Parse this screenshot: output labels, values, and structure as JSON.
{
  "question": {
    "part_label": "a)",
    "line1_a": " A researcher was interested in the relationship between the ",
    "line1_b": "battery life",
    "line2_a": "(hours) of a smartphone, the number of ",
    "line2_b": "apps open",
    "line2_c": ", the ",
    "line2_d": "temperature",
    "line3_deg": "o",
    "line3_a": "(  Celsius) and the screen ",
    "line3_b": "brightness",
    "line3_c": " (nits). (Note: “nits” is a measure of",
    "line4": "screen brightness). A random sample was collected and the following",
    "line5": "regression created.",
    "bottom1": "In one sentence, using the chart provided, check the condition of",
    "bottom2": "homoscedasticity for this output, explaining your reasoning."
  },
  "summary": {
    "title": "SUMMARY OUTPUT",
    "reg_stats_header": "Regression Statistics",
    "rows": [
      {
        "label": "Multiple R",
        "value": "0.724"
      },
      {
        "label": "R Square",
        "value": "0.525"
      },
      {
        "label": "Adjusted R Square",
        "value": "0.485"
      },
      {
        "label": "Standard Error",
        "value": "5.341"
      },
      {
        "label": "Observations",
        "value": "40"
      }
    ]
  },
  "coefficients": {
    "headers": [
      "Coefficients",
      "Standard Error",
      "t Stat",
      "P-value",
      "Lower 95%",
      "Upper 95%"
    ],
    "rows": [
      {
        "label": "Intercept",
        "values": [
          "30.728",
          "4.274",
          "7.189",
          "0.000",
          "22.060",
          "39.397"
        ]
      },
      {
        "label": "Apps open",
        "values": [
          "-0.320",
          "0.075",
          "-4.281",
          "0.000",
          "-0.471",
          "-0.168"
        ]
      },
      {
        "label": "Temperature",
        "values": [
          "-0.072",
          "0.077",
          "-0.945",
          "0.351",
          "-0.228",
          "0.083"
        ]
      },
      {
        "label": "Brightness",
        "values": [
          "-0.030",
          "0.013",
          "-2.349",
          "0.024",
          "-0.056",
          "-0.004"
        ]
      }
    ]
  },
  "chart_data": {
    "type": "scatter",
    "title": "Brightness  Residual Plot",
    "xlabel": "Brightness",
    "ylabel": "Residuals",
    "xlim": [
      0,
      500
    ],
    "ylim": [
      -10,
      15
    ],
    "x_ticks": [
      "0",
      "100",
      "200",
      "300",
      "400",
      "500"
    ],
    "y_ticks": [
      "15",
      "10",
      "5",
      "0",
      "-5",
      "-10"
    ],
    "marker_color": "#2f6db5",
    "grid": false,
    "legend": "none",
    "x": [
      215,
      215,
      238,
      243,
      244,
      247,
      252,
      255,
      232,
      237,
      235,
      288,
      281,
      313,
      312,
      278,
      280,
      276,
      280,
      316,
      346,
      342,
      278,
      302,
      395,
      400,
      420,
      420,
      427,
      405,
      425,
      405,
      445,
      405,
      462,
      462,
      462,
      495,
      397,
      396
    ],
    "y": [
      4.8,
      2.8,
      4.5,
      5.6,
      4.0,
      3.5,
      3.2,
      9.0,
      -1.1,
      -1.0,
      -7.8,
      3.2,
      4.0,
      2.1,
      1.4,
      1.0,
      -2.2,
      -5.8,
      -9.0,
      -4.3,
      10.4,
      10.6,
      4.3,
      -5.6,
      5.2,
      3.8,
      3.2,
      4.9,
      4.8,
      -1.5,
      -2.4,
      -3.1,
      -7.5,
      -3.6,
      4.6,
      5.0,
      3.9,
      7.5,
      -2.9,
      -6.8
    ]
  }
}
● ● ● ● ●
BRIEF:
Copy each line containing the word "Standard" from the data.

SOLUTION:
        "label": "Standard Error",
      "Standard Error",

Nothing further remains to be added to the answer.